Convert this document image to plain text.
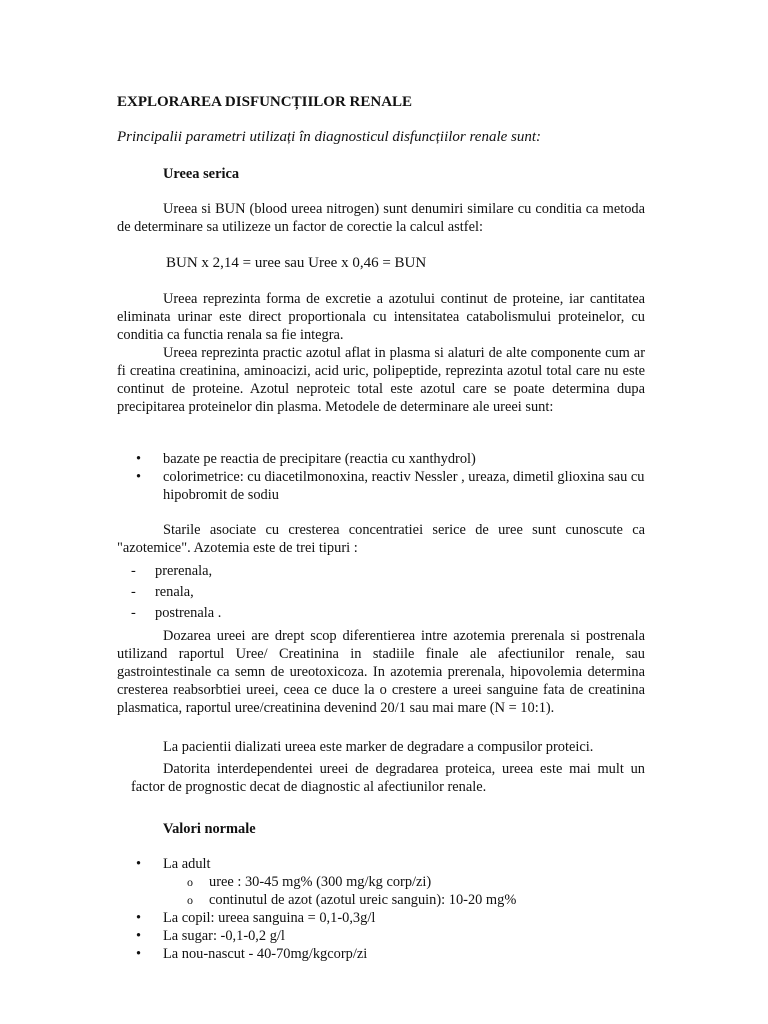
EXPLORAREA DISFUNCȚIILOR RENALE
Principalii parametri utilizați în diagnosticul disfuncțiilor renale sunt:
Ureea serica

Ureea si BUN (blood ureea nitrogen) sunt denumiri similare cu conditia ca metoda de determinare sa utilizeze un factor de corectie la calcul astfel:

BUN x 2,14 = uree sau Uree x 0,46 = BUN

Ureea reprezinta forma de excretie a azotului continut de proteine, iar cantitatea eliminata urinar este direct proportionala cu intensitatea catabolismului proteinelor, cu conditia ca functia renala sa fie integra.

Ureea reprezinta practic azotul aflat in plasma si alaturi de alte componente cum ar fi creatina creatinina, aminoacizi, acid uric, polipeptide, reprezinta azotul total care nu este continut de proteine. Azotul neproteic total este azotul care se poate determina dupa precipitarea proteinelor din plasma. Metodele de determinare ale ureei sunt:

• bazate pe reactia de precipitare (reactia cu xanthydrol)
• colorimetrice: cu diacetilmonoxina, reactiv Nessler , ureaza, dimetil glioxina sau cu hipobromit de sodiu

Starile asociate cu cresterea concentratiei serice de uree sunt cunoscute ca "azotemice". Azotemia este de trei tipuri :

- prerenala,
- renala,
- postrenala .

Dozarea ureei are drept scop diferentierea intre azotemia prerenala si postrenala utilizand raportul Uree/ Creatinina in stadiile finale ale afectiunilor renale, sau gastrointestinale ca semn de ureotoxicoza. In azotemia prerenala, hipovolemia determina cresterea reabsorbtiei ureei, ceea ce duce la o crestere a ureei sanguine fata de creatinina plasmatica, raportul uree/creatinina devenind 20/1 sau mai mare (N = 10:1).

La pacientii dializati ureea este marker de degradare a compusilor proteici.

Datorita interdependentei ureei de degradarea proteica, ureea este mai mult un factor de prognostic decat de diagnostic al afectiunilor renale.

Valori normale
• La adult
o uree : 30-45 mg% (300 mg/kg corp/zi)
o continutul de azot (azotul ureic sanguin): 10-20 mg%
• La copil: ureea sanguina = 0,1-0,3g/l
• La sugar: -0,1-0,2 g/l
• La nou-nascut - 40-70mg/kgcorp/zi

» **WORK TO BE COMPLETED**
Select every line in the material above where the string "reprezinta" occurs, and copy it.

» **RESPONSE AREA**
Ureea reprezinta forma de excretie a azotului continut de proteine, iar cantitatea eliminata urinar este direct proportionala cu intensitatea catabolismului proteinelor, cu conditia ca functia renala sa fie integra.
Ureea reprezinta practic azotul aflat in plasma si alaturi de alte componente cum ar fi creatina creatinina, aminoacizi, acid uric, polipeptide, reprezinta azotul total care nu este continut de proteine. Azotul neproteic total este azotul care se poate determina dupa precipitarea proteinelor din plasma. Metodele de determinare ale ureei sunt:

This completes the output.